**Stated goal:**
Without omitting anything, return the records precisely as given.

———

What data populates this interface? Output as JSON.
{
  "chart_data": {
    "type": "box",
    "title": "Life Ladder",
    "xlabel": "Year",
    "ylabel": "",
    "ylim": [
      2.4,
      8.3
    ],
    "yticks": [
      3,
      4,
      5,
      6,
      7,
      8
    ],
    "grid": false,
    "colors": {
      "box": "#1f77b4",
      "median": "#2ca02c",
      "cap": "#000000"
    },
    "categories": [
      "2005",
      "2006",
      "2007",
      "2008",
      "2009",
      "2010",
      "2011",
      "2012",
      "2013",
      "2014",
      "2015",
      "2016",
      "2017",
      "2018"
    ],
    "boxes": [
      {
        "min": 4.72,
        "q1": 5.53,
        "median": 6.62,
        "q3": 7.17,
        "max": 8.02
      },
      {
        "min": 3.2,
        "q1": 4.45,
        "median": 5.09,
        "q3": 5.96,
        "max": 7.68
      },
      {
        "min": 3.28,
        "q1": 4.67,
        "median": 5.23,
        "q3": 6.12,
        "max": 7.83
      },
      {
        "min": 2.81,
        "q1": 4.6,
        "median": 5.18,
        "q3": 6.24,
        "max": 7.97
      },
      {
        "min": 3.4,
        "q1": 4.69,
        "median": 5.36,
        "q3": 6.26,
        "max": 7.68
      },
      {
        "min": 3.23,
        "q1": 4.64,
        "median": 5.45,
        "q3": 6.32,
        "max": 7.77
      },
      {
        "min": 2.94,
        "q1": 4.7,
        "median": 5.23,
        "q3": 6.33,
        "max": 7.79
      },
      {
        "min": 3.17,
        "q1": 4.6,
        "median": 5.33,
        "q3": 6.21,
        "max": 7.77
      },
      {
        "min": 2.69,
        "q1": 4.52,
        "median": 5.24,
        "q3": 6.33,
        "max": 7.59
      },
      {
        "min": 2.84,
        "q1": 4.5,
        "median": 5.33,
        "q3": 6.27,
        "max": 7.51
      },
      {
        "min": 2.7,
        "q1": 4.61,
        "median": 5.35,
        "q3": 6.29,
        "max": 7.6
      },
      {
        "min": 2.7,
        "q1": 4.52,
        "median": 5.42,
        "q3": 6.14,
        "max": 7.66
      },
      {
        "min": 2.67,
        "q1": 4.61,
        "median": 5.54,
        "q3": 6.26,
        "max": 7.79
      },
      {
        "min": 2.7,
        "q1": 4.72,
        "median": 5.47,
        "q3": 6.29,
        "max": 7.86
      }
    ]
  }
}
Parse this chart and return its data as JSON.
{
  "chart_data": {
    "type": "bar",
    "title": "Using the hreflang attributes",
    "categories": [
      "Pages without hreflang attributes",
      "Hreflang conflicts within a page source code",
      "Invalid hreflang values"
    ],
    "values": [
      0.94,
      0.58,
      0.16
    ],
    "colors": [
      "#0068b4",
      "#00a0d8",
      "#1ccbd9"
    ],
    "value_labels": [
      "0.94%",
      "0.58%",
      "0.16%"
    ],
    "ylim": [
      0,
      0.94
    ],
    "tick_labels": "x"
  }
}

———

**Complete answer:**
What data populates this interface? Output as JSON.
{
  "chart_data": {
    "type": "box",
    "title": "Life Ladder",
    "xlabel": "Year",
    "ylabel": "",
    "ylim": [
      2.4,
      8.3
    ],
    "yticks": [
      3,
      4,
      5,
      6,
      7,
      8
    ],
    "grid": false,
    "colors": {
      "box": "#1f77b4",
      "median": "#2ca02c",
      "cap": "#000000"
    },
    "categories": [
      "2005",
      "2006",
      "2007",
      "2008",
      "2009",
      "2010",
      "2011",
      "2012",
      "2013",
      "2014",
      "2015",
      "2016",
      "2017",
      "2018"
    ],
    "boxes": [
      {
        "min": 4.72,
        "q1": 5.53,
        "median": 6.62,
        "q3": 7.17,
        "max": 8.02
      },
      {
        "min": 3.2,
        "q1": 4.45,
        "median": 5.09,
        "q3": 5.96,
        "max": 7.68
      },
      {
        "min": 3.28,
        "q1": 4.67,
        "median": 5.23,
        "q3": 6.12,
        "max": 7.83
      },
      {
        "min": 2.81,
        "q1": 4.6,
        "median": 5.18,
        "q3": 6.24,
        "max": 7.97
      },
      {
        "min": 3.4,
        "q1": 4.69,
        "median": 5.36,
        "q3": 6.26,
        "max": 7.68
      },
      {
        "min": 3.23,
        "q1": 4.64,
        "median": 5.45,
        "q3": 6.32,
        "max": 7.77
      },
      {
        "min": 2.94,
        "q1": 4.7,
        "median": 5.23,
        "q3": 6.33,
        "max": 7.79
      },
      {
        "min": 3.17,
        "q1": 4.6,
        "median": 5.33,
        "q3": 6.21,
        "max": 7.77
      },
      {
        "min": 2.69,
        "q1": 4.52,
        "median": 5.24,
        "q3": 6.33,
        "max": 7.59
      },
      {
        "min": 2.84,
        "q1": 4.5,
        "median": 5.33,
        "q3": 6.27,
        "max": 7.51
      },
      {
        "min": 2.7,
        "q1": 4.61,
        "median": 5.35,
        "q3": 6.29,
        "max": 7.6
      },
      {
        "min": 2.7,
        "q1": 4.52,
        "median": 5.42,
        "q3": 6.14,
        "max": 7.66
      },
      {
        "min": 2.67,
        "q1": 4.61,
        "median": 5.54,
        "q3": 6.26,
        "max": 7.79
      },
      {
        "min": 2.7,
        "q1": 4.72,
        "median": 5.47,
        "q3": 6.29,
        "max": 7.86
      }
    ]
  }
}
Parse this chart and return its data as JSON.
{
  "chart_data": {
    "type": "bar",
    "title": "Using the hreflang attributes",
    "categories": [
      "Pages without hreflang attributes",
      "Hreflang conflicts within a page source code",
      "Invalid hreflang values"
    ],
    "values": [
      0.94,
      0.58,
      0.16
    ],
    "colors": [
      "#0068b4",
      "#00a0d8",
      "#1ccbd9"
    ],
    "value_labels": [
      "0.94%",
      "0.58%",
      "0.16%"
    ],
    "ylim": [
      0,
      0.94
    ],
    "tick_labels": "x"
  }
}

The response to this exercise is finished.